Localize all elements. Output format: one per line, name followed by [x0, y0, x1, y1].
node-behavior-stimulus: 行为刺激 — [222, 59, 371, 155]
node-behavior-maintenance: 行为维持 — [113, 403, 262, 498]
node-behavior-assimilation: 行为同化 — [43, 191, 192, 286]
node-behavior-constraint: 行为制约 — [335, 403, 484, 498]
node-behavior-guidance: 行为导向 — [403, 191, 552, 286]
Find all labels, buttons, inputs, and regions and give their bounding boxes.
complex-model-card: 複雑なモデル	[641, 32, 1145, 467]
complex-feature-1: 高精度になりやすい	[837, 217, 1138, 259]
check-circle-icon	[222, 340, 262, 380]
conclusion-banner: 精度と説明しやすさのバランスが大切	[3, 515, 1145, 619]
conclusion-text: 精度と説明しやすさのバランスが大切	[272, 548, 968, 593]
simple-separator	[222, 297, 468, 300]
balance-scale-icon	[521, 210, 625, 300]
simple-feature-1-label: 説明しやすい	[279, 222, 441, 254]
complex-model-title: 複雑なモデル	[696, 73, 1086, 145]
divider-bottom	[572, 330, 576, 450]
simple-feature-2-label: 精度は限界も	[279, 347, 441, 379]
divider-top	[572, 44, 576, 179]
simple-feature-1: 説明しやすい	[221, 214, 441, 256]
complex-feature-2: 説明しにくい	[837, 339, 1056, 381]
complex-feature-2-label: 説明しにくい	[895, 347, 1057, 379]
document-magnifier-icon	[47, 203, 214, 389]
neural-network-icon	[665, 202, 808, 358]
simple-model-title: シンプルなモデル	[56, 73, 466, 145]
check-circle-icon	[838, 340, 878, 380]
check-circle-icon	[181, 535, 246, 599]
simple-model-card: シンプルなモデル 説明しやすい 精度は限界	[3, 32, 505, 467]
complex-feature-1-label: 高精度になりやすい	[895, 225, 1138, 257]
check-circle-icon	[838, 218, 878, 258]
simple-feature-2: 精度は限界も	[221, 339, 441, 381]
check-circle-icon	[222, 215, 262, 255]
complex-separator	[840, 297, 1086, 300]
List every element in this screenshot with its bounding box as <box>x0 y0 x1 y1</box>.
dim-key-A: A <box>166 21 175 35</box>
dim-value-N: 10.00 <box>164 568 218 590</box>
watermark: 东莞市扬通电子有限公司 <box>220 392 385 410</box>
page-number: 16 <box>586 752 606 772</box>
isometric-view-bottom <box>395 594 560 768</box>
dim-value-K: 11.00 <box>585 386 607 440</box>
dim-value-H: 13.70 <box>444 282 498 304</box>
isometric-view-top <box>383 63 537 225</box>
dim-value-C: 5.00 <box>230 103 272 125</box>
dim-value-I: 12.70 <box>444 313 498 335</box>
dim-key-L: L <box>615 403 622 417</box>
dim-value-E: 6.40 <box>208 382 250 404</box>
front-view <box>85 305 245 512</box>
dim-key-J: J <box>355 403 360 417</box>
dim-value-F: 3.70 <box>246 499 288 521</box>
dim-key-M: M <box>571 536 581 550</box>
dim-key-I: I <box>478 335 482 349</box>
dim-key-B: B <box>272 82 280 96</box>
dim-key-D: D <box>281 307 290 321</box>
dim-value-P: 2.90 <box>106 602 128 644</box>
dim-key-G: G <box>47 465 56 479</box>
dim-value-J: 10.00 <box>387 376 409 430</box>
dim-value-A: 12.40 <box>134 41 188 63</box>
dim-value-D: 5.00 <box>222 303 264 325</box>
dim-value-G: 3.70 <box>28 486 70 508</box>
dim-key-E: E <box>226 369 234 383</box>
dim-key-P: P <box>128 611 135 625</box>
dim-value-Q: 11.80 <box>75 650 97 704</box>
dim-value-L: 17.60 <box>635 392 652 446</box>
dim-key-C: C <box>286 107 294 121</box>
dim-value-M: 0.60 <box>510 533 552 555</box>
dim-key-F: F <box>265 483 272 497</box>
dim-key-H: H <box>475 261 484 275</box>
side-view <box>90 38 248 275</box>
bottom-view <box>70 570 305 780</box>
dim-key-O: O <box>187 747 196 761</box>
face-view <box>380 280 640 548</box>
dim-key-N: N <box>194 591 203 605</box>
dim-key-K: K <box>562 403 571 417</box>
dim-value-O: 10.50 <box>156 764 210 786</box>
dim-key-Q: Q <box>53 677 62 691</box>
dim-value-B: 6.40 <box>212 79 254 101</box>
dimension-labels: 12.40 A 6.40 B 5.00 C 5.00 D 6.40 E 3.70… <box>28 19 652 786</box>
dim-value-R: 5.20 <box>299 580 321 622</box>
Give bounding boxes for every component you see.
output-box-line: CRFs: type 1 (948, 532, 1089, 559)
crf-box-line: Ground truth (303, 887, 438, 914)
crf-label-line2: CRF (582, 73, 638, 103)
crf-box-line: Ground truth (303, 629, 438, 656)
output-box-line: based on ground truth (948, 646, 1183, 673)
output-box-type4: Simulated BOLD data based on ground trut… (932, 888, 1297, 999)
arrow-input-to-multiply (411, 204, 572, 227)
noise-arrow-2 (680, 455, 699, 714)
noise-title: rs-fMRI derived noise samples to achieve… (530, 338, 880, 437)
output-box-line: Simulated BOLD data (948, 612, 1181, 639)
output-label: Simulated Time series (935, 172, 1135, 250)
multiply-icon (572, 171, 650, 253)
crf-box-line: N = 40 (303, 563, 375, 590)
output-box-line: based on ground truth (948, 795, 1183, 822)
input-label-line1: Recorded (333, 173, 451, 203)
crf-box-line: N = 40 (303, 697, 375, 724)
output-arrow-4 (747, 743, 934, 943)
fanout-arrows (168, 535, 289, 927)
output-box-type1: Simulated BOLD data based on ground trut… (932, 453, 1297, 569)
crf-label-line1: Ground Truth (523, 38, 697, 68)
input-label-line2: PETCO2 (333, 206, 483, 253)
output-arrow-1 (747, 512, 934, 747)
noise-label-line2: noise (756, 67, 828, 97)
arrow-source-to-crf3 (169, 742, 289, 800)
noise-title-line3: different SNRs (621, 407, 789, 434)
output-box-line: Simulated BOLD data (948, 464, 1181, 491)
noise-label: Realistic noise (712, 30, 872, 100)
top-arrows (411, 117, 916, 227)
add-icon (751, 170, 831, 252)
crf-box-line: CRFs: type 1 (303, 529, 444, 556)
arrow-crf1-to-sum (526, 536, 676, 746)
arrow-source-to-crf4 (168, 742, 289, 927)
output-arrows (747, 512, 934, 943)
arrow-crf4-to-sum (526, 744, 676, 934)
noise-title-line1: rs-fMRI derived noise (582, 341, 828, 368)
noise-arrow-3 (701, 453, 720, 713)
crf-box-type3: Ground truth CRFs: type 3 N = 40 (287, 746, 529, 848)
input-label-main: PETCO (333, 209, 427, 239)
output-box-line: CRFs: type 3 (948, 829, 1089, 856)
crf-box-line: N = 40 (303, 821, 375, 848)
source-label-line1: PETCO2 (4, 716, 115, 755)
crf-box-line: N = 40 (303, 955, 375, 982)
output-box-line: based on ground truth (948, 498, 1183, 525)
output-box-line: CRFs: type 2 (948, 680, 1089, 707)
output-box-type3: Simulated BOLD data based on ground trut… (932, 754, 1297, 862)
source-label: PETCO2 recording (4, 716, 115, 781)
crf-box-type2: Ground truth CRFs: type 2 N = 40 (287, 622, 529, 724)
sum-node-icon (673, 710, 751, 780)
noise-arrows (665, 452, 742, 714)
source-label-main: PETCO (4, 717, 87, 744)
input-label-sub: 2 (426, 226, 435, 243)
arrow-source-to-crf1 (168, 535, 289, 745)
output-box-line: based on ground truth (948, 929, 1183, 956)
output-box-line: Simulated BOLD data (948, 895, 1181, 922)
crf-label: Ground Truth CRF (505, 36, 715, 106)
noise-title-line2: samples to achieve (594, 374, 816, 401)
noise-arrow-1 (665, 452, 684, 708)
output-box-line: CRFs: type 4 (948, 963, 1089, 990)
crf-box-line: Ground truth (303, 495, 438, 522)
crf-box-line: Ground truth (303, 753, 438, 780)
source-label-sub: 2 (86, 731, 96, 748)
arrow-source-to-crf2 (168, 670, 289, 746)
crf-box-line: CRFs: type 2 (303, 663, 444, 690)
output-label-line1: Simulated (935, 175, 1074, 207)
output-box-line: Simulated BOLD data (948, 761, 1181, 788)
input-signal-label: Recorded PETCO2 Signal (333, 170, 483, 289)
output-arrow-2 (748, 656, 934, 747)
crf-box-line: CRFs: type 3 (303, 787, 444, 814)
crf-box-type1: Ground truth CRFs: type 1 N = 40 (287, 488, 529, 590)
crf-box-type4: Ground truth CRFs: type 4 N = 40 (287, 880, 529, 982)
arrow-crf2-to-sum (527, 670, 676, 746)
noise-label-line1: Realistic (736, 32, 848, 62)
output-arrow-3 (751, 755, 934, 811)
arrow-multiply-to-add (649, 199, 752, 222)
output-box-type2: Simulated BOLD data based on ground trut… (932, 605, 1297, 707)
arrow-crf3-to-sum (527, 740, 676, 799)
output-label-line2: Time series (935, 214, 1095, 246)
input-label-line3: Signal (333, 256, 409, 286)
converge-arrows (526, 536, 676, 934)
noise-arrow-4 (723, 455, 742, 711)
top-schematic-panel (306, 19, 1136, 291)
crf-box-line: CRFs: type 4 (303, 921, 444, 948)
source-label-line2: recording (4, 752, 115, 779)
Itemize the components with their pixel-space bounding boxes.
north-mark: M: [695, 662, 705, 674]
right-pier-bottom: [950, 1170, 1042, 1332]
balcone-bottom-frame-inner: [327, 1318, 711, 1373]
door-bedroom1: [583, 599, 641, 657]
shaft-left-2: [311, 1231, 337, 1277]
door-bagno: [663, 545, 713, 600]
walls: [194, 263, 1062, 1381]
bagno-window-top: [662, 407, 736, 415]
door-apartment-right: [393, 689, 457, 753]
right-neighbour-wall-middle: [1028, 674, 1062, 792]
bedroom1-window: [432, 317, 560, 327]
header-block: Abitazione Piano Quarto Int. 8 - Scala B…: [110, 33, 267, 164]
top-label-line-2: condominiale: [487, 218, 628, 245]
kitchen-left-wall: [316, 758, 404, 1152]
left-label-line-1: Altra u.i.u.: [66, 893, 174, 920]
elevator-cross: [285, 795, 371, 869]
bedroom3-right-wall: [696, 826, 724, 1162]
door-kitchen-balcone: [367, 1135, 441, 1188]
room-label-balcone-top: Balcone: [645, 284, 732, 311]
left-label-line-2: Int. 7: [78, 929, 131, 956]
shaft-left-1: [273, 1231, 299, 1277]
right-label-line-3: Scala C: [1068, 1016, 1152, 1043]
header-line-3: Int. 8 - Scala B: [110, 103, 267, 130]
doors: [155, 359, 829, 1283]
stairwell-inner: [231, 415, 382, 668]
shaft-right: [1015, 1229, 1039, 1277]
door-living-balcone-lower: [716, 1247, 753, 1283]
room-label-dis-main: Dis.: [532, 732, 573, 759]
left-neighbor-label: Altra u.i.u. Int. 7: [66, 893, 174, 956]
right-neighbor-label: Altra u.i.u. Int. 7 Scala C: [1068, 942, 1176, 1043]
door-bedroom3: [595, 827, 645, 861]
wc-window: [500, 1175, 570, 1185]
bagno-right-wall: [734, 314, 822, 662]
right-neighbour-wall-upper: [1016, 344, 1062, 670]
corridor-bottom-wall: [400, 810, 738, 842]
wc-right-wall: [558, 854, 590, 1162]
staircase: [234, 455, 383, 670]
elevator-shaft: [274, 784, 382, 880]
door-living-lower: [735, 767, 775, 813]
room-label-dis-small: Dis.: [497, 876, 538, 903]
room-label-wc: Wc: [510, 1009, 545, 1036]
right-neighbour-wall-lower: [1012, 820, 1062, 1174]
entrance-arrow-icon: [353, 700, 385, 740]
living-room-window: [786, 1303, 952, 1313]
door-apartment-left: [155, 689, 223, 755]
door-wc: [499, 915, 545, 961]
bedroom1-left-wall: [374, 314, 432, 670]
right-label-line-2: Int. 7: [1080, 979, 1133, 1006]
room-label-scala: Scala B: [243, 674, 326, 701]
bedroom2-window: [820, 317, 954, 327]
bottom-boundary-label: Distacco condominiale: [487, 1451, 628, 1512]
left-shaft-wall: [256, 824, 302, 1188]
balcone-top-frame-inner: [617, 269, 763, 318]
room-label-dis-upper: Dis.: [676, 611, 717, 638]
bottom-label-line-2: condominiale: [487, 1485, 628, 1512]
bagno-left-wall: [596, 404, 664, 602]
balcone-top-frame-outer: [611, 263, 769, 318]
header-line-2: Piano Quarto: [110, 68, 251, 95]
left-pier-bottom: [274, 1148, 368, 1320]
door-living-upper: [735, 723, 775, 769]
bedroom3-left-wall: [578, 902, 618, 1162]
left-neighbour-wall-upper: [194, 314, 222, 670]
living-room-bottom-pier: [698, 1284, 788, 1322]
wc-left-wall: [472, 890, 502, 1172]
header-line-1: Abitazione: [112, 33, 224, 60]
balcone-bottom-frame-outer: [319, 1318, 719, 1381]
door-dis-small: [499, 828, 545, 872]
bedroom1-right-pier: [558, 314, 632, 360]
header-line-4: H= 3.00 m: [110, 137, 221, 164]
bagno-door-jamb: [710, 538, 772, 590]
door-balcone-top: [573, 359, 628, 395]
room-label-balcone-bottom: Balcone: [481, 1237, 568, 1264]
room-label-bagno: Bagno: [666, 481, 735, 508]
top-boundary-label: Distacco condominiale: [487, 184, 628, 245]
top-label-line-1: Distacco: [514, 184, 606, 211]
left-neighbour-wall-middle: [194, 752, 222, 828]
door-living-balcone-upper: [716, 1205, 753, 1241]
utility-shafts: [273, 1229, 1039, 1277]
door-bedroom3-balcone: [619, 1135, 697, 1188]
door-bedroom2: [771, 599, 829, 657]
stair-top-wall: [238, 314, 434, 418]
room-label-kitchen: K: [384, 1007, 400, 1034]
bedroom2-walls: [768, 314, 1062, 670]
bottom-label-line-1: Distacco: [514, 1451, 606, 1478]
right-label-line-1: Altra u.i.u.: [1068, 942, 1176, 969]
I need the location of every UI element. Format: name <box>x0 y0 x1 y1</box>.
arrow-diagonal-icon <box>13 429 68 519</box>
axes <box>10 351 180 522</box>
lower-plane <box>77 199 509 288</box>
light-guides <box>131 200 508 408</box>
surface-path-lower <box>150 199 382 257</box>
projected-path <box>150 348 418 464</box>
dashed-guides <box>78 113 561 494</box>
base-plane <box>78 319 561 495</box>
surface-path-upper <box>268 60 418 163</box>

- - -

**Instruction**
Put the rows above, from the first one through the one containing "44, 576, 179]", into a Markdown table with the columns No. and Text, numbering each row and skipping any blank lines.

**Written response**
| No. | Text |
|---|---|
| 1 | Localize all elements. Output format: one per line, name followed by [x0, y0, x1, y1]. |
| 2 | node-behavior-stimulus: 行为刺激 — [222, 59, 371, 155] |
| 3 | node-behavior-maintenance: 行为维持 — [113, 403, 262, 498] |
| 4 | node-behavior-assimilation: 行为同化 — [43, 191, 192, 286] |
| 5 | node-behavior-constraint: 行为制约 — [335, 403, 484, 498] |
| 6 | node-behavior-guidance: 行为导向 — [403, 191, 552, 286] |
| 7 | Find all labels, buttons, inputs, and regions and give their bounding boxes. |
| 8 | complex-model-card: 複雑なモデル	[641, 32, 1145, 467] |
| 9 | complex-feature-1: 高精度になりやすい	[837, 217, 1138, 259] |
| 10 | check-circle-icon	[222, 340, 262, 380] |
| 11 | conclusion-banner: 精度と説明しやすさのバランスが大切	[3, 515, 1145, 619] |
| 12 | conclusion-text: 精度と説明しやすさのバランスが大切	[272, 548, 968, 593] |
| 13 | simple-separator	[222, 297, 468, 300] |
| 14 | balance-scale-icon	[521, 210, 625, 300] |
| 15 | simple-feature-1-label: 説明しやすい	[279, 222, 441, 254] |
| 16 | complex-model-title: 複雑なモデル	[696, 73, 1086, 145] |
| 17 | divider-bottom	[572, 330, 576, 450] |
| 18 | simple-feature-2-label: 精度は限界も	[279, 347, 441, 379] |
| 19 | divider-top	[572, 44, 576, 179] |